* _WHAT IS ASKED_:
Collect each line of the entries that holds the string "BLACK".

* _INPUT ROWS_:
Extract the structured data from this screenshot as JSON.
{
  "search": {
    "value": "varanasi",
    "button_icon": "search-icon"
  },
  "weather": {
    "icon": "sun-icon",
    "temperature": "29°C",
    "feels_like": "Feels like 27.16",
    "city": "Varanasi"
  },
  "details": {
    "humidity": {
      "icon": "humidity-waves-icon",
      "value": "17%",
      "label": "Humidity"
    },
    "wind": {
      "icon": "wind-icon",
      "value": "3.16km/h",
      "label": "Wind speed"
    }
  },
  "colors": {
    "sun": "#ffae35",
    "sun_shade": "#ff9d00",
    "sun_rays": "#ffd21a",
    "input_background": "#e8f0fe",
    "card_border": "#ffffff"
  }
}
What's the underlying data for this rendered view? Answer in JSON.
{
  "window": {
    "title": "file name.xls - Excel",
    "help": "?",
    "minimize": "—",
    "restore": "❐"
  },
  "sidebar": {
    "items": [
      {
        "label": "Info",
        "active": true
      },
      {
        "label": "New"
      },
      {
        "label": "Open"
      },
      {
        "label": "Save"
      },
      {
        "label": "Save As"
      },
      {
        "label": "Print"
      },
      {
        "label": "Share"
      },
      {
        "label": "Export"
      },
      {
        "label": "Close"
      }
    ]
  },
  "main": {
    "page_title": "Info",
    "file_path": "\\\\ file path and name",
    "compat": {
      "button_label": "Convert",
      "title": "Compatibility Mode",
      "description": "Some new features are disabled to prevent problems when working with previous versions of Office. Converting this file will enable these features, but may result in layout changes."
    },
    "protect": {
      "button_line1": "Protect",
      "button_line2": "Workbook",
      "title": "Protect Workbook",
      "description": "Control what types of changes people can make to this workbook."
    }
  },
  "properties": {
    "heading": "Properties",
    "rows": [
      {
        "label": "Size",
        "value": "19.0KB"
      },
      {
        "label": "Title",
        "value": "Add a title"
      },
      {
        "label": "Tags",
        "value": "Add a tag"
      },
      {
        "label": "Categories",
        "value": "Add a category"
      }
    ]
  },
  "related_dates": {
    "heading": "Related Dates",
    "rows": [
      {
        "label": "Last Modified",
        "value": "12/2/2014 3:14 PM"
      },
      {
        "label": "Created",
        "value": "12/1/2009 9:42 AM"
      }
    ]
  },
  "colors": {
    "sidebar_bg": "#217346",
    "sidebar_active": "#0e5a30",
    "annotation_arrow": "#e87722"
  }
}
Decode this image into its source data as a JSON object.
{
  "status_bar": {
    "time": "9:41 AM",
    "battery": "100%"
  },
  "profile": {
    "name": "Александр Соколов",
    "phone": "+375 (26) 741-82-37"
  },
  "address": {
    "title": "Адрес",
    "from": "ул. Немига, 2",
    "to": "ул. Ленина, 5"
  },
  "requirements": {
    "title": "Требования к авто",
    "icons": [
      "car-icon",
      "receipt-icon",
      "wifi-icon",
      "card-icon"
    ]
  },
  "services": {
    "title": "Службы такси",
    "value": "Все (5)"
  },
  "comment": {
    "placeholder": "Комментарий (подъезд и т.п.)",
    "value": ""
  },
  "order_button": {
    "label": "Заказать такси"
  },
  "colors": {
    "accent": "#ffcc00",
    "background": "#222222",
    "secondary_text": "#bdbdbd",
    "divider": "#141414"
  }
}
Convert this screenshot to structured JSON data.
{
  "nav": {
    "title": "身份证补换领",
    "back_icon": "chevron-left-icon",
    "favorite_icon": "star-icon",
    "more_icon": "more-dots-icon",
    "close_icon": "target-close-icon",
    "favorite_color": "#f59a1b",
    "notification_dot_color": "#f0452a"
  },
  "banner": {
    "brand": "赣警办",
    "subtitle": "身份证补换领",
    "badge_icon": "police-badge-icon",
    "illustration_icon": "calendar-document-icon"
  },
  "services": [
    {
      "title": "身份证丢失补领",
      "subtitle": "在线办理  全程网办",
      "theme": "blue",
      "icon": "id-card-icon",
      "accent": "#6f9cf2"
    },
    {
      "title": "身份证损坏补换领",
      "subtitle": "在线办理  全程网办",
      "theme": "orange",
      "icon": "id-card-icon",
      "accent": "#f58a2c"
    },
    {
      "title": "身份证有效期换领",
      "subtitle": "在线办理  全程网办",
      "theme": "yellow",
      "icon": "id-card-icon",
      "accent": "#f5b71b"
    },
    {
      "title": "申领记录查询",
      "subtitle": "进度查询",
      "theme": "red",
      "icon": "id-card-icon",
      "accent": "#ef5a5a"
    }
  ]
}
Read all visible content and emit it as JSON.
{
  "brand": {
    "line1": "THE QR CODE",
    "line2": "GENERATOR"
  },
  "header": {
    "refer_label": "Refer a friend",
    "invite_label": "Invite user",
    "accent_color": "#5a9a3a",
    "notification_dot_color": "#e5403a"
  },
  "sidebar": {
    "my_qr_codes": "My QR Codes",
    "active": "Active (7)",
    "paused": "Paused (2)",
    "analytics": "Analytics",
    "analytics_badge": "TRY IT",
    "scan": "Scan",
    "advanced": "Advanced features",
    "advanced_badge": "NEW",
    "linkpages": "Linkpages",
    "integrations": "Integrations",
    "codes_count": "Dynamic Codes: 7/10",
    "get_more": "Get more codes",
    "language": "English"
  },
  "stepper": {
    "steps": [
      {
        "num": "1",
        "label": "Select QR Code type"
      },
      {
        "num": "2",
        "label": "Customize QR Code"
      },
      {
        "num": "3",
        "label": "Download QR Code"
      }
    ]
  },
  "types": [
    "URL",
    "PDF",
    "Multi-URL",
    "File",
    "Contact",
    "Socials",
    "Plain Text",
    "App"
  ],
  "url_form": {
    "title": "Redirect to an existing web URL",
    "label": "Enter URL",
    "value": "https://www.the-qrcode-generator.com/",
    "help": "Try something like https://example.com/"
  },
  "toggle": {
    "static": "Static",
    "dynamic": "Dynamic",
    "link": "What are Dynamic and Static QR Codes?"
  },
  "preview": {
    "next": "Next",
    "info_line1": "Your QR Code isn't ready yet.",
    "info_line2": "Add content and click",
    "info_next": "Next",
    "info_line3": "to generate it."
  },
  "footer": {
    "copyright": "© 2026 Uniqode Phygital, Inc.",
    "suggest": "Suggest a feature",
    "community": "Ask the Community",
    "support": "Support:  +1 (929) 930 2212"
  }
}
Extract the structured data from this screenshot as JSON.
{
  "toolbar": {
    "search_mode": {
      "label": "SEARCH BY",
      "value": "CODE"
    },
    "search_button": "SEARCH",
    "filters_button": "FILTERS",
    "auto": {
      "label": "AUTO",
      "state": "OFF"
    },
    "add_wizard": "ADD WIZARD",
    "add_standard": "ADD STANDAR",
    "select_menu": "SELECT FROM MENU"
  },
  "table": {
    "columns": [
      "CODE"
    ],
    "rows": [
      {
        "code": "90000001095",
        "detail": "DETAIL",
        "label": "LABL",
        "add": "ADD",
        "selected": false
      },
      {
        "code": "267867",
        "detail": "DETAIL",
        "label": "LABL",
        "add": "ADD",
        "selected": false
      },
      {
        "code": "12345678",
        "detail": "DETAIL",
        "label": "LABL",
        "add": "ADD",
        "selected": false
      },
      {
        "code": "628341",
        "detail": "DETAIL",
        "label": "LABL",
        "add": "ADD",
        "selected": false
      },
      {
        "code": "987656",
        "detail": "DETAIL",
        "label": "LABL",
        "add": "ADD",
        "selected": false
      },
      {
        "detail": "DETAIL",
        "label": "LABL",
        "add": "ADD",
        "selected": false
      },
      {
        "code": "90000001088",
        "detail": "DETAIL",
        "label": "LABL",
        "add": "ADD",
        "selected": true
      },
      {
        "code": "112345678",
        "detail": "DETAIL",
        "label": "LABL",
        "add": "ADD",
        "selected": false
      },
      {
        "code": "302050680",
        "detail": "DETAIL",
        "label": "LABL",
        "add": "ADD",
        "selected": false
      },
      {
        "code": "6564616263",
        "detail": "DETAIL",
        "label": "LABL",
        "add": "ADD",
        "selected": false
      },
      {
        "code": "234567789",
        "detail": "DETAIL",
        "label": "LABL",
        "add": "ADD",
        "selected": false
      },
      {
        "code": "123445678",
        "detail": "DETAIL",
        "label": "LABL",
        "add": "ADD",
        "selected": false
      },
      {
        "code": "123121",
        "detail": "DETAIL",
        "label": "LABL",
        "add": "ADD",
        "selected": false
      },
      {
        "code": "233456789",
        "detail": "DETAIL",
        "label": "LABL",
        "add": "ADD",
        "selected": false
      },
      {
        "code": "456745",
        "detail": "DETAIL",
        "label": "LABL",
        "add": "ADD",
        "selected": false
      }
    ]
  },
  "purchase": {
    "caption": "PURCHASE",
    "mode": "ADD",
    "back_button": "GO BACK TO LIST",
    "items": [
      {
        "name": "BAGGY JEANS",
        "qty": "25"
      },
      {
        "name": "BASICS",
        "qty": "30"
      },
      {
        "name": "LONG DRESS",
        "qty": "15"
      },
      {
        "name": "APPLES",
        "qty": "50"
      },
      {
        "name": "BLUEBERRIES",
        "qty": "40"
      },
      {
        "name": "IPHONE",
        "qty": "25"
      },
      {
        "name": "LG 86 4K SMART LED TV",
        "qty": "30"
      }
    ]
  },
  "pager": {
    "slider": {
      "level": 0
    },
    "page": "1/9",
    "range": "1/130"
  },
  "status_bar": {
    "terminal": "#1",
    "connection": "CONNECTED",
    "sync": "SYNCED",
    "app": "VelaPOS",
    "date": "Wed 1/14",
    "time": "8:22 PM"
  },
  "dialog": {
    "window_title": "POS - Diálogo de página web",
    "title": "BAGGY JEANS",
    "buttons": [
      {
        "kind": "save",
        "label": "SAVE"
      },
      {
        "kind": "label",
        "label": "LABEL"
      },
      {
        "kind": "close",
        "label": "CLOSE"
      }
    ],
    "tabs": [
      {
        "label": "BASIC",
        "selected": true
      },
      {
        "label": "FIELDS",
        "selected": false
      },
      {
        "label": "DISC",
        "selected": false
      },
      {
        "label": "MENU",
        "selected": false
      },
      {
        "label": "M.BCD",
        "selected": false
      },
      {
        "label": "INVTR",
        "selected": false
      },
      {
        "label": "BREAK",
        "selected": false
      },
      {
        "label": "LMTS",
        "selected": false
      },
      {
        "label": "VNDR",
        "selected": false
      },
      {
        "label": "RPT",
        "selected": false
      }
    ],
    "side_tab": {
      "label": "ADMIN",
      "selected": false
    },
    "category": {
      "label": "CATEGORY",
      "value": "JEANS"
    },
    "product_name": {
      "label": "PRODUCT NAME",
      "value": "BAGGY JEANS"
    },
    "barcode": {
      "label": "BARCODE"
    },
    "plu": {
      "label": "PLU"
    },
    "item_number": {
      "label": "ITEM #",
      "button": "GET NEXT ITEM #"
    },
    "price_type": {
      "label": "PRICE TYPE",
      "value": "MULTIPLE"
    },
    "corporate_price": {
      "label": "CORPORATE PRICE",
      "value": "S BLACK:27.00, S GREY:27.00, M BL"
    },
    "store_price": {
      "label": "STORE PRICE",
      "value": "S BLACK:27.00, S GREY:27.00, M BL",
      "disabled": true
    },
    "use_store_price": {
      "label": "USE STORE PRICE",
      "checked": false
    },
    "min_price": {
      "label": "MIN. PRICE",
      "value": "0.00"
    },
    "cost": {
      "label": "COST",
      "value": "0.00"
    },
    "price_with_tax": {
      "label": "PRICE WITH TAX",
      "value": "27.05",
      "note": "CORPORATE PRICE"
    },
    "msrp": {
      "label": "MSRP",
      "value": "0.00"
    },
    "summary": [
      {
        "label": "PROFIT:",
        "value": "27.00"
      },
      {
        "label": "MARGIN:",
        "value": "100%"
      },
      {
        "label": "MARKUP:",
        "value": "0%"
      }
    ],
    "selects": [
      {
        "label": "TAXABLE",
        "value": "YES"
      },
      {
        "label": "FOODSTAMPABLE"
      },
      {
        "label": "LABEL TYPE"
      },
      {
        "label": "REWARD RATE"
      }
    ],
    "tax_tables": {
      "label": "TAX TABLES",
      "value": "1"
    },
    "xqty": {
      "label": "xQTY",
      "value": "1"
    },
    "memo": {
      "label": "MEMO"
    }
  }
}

* _EXPECTED ANSWER_:
      "value": "S BLACK:27.00, S GREY:27.00, M BL"
      "value": "S BLACK:27.00, S GREY:27.00, M BL",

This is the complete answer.